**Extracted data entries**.
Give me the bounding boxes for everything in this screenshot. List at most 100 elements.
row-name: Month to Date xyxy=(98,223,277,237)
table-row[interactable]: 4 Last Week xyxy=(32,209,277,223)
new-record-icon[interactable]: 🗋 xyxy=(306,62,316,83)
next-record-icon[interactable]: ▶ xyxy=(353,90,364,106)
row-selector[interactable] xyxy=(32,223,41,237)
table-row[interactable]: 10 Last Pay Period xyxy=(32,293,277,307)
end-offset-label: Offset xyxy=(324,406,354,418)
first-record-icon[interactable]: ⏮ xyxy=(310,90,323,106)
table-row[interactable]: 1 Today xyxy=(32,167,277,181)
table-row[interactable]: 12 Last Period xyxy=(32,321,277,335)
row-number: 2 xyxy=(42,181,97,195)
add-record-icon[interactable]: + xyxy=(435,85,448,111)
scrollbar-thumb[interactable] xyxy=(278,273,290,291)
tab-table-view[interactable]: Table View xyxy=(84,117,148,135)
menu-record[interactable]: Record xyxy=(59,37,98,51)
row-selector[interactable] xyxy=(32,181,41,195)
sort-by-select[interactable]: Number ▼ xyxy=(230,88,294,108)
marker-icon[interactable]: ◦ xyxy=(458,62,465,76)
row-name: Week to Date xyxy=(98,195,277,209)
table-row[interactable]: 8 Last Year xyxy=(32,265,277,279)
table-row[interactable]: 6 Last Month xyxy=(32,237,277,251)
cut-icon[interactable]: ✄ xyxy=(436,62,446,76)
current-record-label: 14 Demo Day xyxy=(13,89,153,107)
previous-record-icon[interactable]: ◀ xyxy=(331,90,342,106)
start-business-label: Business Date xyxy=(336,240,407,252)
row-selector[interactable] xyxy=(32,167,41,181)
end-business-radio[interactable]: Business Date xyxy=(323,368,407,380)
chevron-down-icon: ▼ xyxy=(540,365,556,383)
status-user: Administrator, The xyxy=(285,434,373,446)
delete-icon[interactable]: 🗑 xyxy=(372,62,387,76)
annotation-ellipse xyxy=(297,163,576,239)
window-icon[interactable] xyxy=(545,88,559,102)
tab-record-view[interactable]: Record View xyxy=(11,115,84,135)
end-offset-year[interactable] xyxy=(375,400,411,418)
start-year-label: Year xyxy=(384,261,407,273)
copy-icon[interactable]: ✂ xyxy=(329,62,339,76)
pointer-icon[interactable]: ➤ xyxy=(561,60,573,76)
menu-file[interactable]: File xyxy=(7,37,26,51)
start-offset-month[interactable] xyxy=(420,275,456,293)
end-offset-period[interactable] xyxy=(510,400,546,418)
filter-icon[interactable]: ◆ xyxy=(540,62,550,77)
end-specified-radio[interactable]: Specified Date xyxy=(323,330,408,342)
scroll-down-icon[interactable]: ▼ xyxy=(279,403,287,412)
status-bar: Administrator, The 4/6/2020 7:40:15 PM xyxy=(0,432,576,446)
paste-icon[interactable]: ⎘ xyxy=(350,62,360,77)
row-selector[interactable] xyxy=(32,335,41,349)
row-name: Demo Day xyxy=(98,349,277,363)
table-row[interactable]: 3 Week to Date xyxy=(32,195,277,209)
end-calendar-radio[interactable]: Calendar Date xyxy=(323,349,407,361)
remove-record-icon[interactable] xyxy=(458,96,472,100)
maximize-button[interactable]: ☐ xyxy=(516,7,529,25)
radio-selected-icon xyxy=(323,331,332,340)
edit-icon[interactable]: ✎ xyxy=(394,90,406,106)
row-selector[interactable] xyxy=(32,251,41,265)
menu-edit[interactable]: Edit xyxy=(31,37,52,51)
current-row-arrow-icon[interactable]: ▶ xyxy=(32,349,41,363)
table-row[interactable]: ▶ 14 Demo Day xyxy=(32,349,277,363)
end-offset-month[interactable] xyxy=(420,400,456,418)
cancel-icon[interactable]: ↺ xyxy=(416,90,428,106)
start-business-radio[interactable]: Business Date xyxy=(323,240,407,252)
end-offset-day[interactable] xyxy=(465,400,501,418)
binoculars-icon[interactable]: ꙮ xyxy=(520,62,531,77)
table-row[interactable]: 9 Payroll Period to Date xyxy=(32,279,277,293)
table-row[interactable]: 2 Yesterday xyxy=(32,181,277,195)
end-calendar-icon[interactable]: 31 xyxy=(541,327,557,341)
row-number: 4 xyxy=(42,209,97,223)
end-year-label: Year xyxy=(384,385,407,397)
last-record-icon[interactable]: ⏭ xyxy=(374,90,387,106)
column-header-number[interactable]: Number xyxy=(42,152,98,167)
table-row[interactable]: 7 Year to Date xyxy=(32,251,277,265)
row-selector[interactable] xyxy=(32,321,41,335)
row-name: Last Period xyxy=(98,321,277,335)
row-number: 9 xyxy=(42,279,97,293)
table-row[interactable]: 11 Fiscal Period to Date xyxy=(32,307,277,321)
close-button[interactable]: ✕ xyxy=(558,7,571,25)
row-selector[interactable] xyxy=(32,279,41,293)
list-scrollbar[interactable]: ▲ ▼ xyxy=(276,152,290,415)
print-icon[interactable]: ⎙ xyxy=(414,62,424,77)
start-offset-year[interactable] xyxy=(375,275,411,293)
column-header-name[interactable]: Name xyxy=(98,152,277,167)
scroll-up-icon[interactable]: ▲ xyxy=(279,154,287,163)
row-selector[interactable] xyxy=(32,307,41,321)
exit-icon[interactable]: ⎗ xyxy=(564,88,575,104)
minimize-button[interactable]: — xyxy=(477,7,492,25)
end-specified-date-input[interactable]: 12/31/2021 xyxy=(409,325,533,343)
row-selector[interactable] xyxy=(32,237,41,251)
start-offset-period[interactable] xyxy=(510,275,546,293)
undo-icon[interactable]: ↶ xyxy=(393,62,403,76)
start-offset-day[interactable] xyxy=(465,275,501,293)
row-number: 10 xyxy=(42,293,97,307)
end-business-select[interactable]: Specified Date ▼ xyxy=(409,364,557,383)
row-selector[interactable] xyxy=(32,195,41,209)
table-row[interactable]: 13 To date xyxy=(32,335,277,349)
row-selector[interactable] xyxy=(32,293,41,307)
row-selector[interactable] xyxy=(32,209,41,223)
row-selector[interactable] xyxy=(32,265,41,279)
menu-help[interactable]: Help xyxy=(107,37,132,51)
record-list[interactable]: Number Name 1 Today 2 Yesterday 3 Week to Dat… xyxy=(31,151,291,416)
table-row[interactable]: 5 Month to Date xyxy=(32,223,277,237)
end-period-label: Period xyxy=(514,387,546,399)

**WHAT THE TASK ASKS**. Please pick out every line of the records above that contains the word "view", ignoring case, and copy each one in full.

**SOLUTION TO THIS PROBLEM**.
tab-table-view[interactable]: Table View xyxy=(84,117,148,135)
tab-record-view[interactable]: Record View xyxy=(11,115,84,135)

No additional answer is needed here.